- The task
Give all of the lines again, with nothing added or dropped.

Data items:
+++++

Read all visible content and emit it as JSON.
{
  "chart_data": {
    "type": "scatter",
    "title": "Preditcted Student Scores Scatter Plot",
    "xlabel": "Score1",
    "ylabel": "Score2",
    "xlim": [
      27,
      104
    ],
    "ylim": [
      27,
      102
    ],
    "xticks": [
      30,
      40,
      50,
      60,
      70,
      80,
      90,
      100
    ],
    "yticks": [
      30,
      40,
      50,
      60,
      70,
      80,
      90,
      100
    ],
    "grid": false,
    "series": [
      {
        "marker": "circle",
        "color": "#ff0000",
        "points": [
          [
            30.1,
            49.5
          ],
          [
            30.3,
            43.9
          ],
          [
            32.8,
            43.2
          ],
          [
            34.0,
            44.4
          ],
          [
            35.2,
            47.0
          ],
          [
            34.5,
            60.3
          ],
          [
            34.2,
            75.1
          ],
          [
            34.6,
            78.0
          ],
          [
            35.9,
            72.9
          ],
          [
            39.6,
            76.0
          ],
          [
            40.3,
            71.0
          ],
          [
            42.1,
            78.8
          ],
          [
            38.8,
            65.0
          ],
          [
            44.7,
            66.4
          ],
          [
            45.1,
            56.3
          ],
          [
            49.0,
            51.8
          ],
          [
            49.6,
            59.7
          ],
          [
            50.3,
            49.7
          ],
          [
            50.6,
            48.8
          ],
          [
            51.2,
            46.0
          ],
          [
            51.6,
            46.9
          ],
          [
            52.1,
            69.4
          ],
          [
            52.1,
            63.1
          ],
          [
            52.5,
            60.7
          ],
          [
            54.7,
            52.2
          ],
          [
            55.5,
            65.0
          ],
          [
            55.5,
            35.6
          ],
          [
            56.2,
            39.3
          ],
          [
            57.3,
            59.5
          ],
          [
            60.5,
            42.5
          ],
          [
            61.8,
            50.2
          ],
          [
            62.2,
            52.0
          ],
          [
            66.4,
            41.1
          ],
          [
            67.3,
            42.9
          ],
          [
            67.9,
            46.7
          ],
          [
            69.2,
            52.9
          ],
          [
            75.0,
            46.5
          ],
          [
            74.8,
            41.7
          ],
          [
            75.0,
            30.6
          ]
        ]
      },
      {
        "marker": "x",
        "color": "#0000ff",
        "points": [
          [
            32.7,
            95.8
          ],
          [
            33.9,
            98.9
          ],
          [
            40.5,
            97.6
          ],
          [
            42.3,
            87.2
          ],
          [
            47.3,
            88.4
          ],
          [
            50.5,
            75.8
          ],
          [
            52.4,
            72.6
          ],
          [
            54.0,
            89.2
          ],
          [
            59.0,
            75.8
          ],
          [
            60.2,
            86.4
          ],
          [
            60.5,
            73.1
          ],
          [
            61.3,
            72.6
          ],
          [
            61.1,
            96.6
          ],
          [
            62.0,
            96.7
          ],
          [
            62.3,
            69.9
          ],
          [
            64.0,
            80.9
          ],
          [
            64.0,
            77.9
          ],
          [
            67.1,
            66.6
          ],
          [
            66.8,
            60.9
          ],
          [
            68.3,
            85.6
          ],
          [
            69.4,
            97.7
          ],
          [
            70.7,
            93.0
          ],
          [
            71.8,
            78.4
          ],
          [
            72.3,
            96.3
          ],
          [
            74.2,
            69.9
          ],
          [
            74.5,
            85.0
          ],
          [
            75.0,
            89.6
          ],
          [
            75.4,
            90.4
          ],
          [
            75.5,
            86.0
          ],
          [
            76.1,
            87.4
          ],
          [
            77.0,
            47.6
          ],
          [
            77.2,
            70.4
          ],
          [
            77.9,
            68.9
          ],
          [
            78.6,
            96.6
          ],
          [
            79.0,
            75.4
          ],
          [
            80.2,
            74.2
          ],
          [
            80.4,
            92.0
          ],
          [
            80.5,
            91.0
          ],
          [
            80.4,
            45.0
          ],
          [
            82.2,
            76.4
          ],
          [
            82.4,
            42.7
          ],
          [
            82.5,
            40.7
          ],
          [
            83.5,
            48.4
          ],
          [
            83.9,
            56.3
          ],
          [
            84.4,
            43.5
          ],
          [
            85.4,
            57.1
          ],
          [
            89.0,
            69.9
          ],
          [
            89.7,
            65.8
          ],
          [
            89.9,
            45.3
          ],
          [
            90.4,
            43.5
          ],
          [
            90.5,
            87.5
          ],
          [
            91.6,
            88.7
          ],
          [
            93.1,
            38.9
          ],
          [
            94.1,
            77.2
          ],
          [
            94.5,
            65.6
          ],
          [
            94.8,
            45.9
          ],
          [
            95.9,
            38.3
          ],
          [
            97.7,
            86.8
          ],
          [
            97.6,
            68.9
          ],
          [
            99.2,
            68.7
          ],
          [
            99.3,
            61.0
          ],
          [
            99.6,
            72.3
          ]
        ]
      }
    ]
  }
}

+++++

- Exercise solution
Read all visible content and emit it as JSON.
{
  "chart_data": {
    "type": "scatter",
    "title": "Preditcted Student Scores Scatter Plot",
    "xlabel": "Score1",
    "ylabel": "Score2",
    "xlim": [
      27,
      104
    ],
    "ylim": [
      27,
      102
    ],
    "xticks": [
      30,
      40,
      50,
      60,
      70,
      80,
      90,
      100
    ],
    "yticks": [
      30,
      40,
      50,
      60,
      70,
      80,
      90,
      100
    ],
    "grid": false,
    "series": [
      {
        "marker": "circle",
        "color": "#ff0000",
        "points": [
          [
            30.1,
            49.5
          ],
          [
            30.3,
            43.9
          ],
          [
            32.8,
            43.2
          ],
          [
            34.0,
            44.4
          ],
          [
            35.2,
            47.0
          ],
          [
            34.5,
            60.3
          ],
          [
            34.2,
            75.1
          ],
          [
            34.6,
            78.0
          ],
          [
            35.9,
            72.9
          ],
          [
            39.6,
            76.0
          ],
          [
            40.3,
            71.0
          ],
          [
            42.1,
            78.8
          ],
          [
            38.8,
            65.0
          ],
          [
            44.7,
            66.4
          ],
          [
            45.1,
            56.3
          ],
          [
            49.0,
            51.8
          ],
          [
            49.6,
            59.7
          ],
          [
            50.3,
            49.7
          ],
          [
            50.6,
            48.8
          ],
          [
            51.2,
            46.0
          ],
          [
            51.6,
            46.9
          ],
          [
            52.1,
            69.4
          ],
          [
            52.1,
            63.1
          ],
          [
            52.5,
            60.7
          ],
          [
            54.7,
            52.2
          ],
          [
            55.5,
            65.0
          ],
          [
            55.5,
            35.6
          ],
          [
            56.2,
            39.3
          ],
          [
            57.3,
            59.5
          ],
          [
            60.5,
            42.5
          ],
          [
            61.8,
            50.2
          ],
          [
            62.2,
            52.0
          ],
          [
            66.4,
            41.1
          ],
          [
            67.3,
            42.9
          ],
          [
            67.9,
            46.7
          ],
          [
            69.2,
            52.9
          ],
          [
            75.0,
            46.5
          ],
          [
            74.8,
            41.7
          ],
          [
            75.0,
            30.6
          ]
        ]
      },
      {
        "marker": "x",
        "color": "#0000ff",
        "points": [
          [
            32.7,
            95.8
          ],
          [
            33.9,
            98.9
          ],
          [
            40.5,
            97.6
          ],
          [
            42.3,
            87.2
          ],
          [
            47.3,
            88.4
          ],
          [
            50.5,
            75.8
          ],
          [
            52.4,
            72.6
          ],
          [
            54.0,
            89.2
          ],
          [
            59.0,
            75.8
          ],
          [
            60.2,
            86.4
          ],
          [
            60.5,
            73.1
          ],
          [
            61.3,
            72.6
          ],
          [
            61.1,
            96.6
          ],
          [
            62.0,
            96.7
          ],
          [
            62.3,
            69.9
          ],
          [
            64.0,
            80.9
          ],
          [
            64.0,
            77.9
          ],
          [
            67.1,
            66.6
          ],
          [
            66.8,
            60.9
          ],
          [
            68.3,
            85.6
          ],
          [
            69.4,
            97.7
          ],
          [
            70.7,
            93.0
          ],
          [
            71.8,
            78.4
          ],
          [
            72.3,
            96.3
          ],
          [
            74.2,
            69.9
          ],
          [
            74.5,
            85.0
          ],
          [
            75.0,
            89.6
          ],
          [
            75.4,
            90.4
          ],
          [
            75.5,
            86.0
          ],
          [
            76.1,
            87.4
          ],
          [
            77.0,
            47.6
          ],
          [
            77.2,
            70.4
          ],
          [
            77.9,
            68.9
          ],
          [
            78.6,
            96.6
          ],
          [
            79.0,
            75.4
          ],
          [
            80.2,
            74.2
          ],
          [
            80.4,
            92.0
          ],
          [
            80.5,
            91.0
          ],
          [
            80.4,
            45.0
          ],
          [
            82.2,
            76.4
          ],
          [
            82.4,
            42.7
          ],
          [
            82.5,
            40.7
          ],
          [
            83.5,
            48.4
          ],
          [
            83.9,
            56.3
          ],
          [
            84.4,
            43.5
          ],
          [
            85.4,
            57.1
          ],
          [
            89.0,
            69.9
          ],
          [
            89.7,
            65.8
          ],
          [
            89.9,
            45.3
          ],
          [
            90.4,
            43.5
          ],
          [
            90.5,
            87.5
          ],
          [
            91.6,
            88.7
          ],
          [
            93.1,
            38.9
          ],
          [
            94.1,
            77.2
          ],
          [
            94.5,
            65.6
          ],
          [
            94.8,
            45.9
          ],
          [
            95.9,
            38.3
          ],
          [
            97.7,
            86.8
          ],
          [
            97.6,
            68.9
          ],
          [
            99.2,
            68.7
          ],
          [
            99.3,
            61.0
          ],
          [
            99.6,
            72.3
          ]
        ]
      }
    ]
  }
}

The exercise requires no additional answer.